This simplifies to first checking for $a^d \equiv 1 \pmod{n}$ and then $a^{2^r d} \equiv n-1 \pmod{n}$ for successive values of $r$. For each value of $r$, the value of the expression may be calculated using the value obtained for the previous value of $r$ by squaring under the modulus of $n$.

The idea beneath this test is that when $n$ is an odd prime, it passes the test because of two facts:
- by Fermat's little theorem, $a^{n-1} \equiv 1 \pmod{n}$ (this property alone defines the weaker notion of probable prime to base $a$, on which the Fermat test is based);
- the only square roots of 1 modulo $n$ are 1 and −1.

Hence, by contraposition, if $n$ is not a strong probable prime to base $a$, then $n$ is definitely composite, and $a$ is called a witness for the compositeness of $n$.

However, this property is not an exact characterization of prime numbers. If $n$ is composite, it may nonetheless be a strong probable prime to base $a$, in which case it is called a strong pseudoprime, and $a$ is a strong liar.

=== Choices of bases ===
No composite number is a strong pseudoprime to all bases at the same time (contrary to the Fermat primality test for which Fermat pseudoprimes to all bases exist: the Carmichael numbers). However no simple way of finding a witness is known. A naïve solution is to try all possible bases, which yields an inefficient deterministic algorithm. The Miller test is a more efficient variant of this (see section Miller test below).

Another solution is to pick a base at random. This yields a fast probabilistic test. When n is composite, most bases are witnesses, so the test will detect n as composite with a reasonably high probability (see section Accuracy below). We can quickly reduce the probability of a false positive to an arbitrarily small rate, by combining the outcome of as many independently chosen bases as necessary to achieve the said rate. This is the Miller–Rabin test. There seems to be diminishing returns in trying many bases, because if n is a pseudoprime to some base, then it seems more likely to be a pseudoprime to another base.

Note that a^{d} ≡ 1 (mod n) holds trivially for a ≡ 1 (mod n), because the congruence relation is compatible with exponentiation. And a^{d} = a2^{0}d ≡ −1 (mod n) holds trivially for a ≡ −1 (mod n) since d is odd, for the same reason. That is why random a are usually chosen in the interval 1 < a < n − 1.

What to produce:
Copy out the primality-test passage starting at the words "This simplifies to" and ending after "are 1 and −1.", renaming "successive" as "consecutive".

Source excerpt:
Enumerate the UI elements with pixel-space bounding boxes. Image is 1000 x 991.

Worked answer:
This simplifies to first checking for $a^d \equiv 1 \pmod{n}$ and then $a^{2^r d} \equiv n-1 \pmod{n}$ for consecutive values of $r$. For each value of $r$, the value of the expression may be calculated using the value obtained for the previous value of $r$ by squaring under the modulus of $n$.

The idea beneath this test is that when $n$ is an odd prime, it passes the test because of two facts:
- by Fermat's little theorem, $a^{n-1} \equiv 1 \pmod{n}$ (this property alone defines the weaker notion of probable prime to base $a$, on which the Fermat test is based);
- the only square roots of 1 modulo $n$ are 1 and −1.